Problem description: For each line in the data below that holds "every", return a copy.

Rows:
* * *
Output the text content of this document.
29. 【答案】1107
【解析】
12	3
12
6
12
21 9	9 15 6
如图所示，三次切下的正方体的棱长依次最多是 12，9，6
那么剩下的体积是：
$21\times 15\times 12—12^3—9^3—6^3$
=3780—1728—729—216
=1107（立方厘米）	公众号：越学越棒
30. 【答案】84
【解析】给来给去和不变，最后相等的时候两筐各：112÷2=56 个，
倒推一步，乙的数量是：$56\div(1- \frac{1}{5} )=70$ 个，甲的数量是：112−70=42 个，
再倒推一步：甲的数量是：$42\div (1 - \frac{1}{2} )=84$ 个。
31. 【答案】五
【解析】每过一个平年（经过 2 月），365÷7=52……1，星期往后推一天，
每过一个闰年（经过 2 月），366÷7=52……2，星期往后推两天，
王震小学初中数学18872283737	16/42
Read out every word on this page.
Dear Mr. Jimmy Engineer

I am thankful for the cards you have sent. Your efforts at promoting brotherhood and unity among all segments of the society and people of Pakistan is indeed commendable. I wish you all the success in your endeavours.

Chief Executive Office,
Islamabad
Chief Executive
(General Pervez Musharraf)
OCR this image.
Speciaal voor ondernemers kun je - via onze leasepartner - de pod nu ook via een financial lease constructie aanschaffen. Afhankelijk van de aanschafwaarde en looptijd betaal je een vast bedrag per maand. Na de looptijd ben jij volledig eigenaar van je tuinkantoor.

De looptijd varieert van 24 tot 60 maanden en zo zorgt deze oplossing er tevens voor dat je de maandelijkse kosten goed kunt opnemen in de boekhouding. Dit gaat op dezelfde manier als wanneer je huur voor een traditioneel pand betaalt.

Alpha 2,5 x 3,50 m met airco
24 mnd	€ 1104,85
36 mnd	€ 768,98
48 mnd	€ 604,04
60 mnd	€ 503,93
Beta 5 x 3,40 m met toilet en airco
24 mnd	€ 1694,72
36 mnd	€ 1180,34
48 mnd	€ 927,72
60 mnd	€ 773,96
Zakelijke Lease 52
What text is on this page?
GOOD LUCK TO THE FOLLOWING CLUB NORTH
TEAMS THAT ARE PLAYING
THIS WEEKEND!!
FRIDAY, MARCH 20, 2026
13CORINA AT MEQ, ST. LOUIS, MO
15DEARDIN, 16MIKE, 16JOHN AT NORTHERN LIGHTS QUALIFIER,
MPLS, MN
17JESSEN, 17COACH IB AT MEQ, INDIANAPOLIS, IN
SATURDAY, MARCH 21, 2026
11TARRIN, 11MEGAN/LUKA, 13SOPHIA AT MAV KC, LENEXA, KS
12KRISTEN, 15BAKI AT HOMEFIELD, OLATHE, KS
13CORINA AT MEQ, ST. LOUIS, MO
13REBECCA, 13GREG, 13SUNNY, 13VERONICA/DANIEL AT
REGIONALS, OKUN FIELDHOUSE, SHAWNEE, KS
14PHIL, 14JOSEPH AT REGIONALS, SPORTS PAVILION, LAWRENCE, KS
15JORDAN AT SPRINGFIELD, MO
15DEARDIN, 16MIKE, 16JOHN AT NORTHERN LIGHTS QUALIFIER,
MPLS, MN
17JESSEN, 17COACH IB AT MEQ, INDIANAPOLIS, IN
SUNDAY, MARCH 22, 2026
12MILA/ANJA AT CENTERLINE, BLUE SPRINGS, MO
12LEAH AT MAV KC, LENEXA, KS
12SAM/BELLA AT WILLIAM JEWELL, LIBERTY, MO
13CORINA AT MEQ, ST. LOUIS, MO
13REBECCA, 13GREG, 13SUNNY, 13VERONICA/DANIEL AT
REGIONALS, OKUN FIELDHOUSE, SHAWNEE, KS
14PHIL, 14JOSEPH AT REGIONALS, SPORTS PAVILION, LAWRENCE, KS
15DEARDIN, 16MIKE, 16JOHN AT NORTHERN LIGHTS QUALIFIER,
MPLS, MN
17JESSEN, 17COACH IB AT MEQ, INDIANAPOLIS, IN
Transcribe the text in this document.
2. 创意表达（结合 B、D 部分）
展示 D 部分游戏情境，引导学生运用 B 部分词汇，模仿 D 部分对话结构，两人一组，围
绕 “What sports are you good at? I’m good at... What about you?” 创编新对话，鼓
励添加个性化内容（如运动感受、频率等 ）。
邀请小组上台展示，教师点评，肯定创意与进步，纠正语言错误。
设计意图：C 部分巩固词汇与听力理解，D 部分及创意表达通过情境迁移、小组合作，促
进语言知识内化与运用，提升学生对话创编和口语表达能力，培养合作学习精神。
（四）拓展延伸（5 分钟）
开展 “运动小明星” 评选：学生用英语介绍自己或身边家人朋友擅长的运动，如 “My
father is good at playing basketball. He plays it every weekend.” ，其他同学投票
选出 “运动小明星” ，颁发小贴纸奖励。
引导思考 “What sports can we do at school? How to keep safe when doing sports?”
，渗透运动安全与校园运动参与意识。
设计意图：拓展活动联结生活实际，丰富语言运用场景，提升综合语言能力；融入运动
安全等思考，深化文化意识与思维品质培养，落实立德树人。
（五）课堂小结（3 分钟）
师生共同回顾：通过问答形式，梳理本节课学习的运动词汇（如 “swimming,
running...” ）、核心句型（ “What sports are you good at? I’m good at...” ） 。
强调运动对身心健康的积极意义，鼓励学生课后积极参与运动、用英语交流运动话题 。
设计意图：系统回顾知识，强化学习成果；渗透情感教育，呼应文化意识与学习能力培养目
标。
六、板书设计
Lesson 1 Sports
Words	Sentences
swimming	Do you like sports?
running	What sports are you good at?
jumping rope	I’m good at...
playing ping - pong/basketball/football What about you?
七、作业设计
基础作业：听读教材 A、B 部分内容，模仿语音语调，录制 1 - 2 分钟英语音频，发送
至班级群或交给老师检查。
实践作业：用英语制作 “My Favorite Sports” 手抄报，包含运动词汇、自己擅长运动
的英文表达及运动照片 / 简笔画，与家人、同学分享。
* * *
The result:
Read out every word on this page.
father is good at playing basketball. He plays it every weekend.” ，其他同学投票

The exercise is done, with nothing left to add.